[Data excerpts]
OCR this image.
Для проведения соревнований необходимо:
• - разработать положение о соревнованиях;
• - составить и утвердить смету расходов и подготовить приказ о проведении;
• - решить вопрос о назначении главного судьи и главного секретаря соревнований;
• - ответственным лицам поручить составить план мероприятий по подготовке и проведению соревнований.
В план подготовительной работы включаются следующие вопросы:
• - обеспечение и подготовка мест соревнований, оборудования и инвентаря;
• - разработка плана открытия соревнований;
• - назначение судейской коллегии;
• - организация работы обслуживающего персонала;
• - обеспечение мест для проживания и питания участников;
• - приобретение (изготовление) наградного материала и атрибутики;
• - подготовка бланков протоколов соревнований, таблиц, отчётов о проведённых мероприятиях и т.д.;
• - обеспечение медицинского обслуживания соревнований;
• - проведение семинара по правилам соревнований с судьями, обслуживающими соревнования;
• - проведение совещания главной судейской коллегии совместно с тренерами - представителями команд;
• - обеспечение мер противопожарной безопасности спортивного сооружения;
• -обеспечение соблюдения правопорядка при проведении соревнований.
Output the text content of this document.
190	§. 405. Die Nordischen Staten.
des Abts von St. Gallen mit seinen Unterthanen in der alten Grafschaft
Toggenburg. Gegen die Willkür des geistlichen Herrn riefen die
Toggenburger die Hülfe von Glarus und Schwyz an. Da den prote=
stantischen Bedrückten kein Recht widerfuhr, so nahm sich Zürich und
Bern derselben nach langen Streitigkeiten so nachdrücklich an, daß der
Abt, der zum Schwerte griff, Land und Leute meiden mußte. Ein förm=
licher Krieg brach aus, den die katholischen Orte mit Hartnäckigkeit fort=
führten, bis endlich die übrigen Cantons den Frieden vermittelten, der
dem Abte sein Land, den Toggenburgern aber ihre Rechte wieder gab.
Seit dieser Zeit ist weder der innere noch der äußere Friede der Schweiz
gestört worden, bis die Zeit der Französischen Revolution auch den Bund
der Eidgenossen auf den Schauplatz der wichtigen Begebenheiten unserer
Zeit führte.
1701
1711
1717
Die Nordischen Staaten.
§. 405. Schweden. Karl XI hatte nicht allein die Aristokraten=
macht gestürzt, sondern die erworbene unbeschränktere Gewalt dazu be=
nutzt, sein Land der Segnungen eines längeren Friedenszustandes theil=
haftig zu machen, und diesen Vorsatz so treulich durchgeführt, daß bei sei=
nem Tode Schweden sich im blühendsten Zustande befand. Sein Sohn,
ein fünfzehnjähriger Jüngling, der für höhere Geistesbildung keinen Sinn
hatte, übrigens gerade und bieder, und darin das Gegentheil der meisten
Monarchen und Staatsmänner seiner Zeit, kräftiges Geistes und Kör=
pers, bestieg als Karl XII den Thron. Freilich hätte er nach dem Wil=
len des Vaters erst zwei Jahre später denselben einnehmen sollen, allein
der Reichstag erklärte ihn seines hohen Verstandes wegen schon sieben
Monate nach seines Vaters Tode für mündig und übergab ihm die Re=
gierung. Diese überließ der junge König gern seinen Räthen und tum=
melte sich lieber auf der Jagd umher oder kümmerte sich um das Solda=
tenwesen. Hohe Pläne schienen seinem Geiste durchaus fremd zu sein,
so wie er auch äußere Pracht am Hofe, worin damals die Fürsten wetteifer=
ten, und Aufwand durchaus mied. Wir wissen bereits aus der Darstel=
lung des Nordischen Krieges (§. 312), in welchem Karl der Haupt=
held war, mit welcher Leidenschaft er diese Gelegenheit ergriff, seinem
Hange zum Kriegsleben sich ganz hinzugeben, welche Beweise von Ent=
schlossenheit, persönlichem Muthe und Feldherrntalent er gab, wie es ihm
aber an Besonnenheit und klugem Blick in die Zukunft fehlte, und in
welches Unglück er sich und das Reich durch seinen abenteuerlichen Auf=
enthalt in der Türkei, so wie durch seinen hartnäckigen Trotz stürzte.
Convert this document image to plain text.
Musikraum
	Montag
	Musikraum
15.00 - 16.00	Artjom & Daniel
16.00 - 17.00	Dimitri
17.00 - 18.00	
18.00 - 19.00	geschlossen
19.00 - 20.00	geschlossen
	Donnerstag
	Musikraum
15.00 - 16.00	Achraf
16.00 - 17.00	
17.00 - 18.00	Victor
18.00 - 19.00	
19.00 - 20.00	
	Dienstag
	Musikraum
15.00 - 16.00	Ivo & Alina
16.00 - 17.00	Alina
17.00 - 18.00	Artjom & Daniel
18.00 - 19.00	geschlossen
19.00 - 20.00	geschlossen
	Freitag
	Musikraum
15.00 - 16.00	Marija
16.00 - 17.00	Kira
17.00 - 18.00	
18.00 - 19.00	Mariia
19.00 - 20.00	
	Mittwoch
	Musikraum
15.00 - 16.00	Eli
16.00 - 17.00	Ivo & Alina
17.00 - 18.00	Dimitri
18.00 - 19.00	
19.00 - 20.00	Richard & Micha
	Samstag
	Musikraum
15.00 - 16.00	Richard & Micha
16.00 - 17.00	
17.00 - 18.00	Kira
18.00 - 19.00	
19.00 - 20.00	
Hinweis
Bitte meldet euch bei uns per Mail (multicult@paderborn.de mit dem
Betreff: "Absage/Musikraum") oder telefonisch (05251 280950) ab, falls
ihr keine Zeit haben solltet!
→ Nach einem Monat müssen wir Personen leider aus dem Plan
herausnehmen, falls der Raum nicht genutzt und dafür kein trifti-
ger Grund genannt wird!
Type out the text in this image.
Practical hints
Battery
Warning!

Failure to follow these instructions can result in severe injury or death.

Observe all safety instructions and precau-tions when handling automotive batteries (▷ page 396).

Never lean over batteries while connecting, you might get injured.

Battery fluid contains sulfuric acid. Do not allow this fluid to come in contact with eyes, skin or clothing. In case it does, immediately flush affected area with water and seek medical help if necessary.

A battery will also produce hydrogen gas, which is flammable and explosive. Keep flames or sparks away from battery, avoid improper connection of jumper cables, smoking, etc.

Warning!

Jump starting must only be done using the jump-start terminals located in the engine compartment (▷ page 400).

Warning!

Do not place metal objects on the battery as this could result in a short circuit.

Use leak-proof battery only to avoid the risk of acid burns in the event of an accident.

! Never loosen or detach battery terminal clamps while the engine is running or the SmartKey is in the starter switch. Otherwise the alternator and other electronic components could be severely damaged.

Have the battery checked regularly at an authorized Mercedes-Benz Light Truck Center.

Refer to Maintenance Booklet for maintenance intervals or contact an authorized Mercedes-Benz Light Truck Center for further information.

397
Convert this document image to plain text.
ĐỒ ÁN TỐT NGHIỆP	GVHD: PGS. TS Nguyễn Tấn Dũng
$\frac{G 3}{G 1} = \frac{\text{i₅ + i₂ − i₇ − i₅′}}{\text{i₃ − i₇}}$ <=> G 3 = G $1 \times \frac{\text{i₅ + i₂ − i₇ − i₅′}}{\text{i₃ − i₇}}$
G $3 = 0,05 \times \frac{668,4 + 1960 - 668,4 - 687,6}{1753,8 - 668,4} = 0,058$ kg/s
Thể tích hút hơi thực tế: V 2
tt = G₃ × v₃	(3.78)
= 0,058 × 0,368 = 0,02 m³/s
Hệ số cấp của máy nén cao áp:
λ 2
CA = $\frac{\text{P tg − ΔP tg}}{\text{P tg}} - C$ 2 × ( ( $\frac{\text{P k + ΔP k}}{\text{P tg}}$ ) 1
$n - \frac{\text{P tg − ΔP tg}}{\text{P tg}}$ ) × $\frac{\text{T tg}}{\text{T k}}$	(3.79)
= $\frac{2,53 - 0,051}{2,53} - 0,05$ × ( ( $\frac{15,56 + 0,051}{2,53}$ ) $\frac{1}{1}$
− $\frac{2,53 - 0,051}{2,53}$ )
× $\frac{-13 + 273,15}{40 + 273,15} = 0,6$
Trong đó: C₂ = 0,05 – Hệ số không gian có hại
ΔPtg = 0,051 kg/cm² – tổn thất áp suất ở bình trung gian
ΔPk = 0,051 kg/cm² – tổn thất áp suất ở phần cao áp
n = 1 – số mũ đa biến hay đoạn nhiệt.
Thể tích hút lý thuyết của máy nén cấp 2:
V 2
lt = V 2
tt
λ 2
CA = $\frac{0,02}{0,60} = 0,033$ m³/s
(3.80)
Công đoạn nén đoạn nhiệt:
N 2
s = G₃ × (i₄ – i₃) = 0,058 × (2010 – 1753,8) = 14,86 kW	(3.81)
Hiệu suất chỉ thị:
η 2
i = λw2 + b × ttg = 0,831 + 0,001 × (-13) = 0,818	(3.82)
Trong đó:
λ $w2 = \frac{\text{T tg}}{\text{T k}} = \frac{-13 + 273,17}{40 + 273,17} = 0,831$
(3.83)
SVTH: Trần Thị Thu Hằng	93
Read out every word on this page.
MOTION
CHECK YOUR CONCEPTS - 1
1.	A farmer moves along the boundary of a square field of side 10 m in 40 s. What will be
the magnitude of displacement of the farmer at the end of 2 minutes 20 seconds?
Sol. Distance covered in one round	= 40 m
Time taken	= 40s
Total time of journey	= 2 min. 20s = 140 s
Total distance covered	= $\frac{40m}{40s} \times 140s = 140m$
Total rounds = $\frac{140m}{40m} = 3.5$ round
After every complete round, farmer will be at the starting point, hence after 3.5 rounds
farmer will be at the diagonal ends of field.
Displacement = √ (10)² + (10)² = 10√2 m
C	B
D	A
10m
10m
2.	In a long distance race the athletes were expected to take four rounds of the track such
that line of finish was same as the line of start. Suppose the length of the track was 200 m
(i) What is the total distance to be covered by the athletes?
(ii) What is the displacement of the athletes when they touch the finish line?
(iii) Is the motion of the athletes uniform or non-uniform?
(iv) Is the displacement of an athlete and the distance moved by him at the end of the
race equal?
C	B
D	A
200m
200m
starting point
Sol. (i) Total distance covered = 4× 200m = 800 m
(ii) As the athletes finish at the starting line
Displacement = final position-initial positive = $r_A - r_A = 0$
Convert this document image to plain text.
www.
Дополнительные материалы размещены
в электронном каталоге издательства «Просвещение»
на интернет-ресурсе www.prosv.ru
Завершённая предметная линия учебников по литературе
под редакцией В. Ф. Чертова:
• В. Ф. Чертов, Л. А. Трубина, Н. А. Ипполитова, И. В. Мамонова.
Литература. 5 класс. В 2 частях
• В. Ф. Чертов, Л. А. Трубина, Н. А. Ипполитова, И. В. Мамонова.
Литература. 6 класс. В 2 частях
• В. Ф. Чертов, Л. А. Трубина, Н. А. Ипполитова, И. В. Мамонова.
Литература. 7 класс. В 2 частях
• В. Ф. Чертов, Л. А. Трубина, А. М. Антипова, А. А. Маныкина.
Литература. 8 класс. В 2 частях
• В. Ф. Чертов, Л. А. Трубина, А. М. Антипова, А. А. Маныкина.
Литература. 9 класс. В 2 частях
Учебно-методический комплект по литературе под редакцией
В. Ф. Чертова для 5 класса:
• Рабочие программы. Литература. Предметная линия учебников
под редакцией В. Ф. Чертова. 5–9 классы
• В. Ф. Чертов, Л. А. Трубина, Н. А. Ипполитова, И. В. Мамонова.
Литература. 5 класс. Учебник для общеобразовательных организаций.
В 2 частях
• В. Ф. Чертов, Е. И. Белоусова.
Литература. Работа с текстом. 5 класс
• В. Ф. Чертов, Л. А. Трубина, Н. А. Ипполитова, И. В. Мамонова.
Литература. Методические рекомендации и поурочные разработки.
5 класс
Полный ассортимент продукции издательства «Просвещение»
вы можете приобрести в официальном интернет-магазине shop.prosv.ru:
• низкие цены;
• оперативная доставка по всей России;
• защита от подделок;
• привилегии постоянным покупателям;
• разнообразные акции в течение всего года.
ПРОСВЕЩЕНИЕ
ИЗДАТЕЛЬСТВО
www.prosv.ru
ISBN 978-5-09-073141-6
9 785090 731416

### INSTRUCTIONS TO FOLLOW
Copy each line above that contains the word "линия".

### RESULT OF THE TASK
Завершённая предметная линия учебников по литературе
• Рабочие программы. Литература. Предметная линия учебников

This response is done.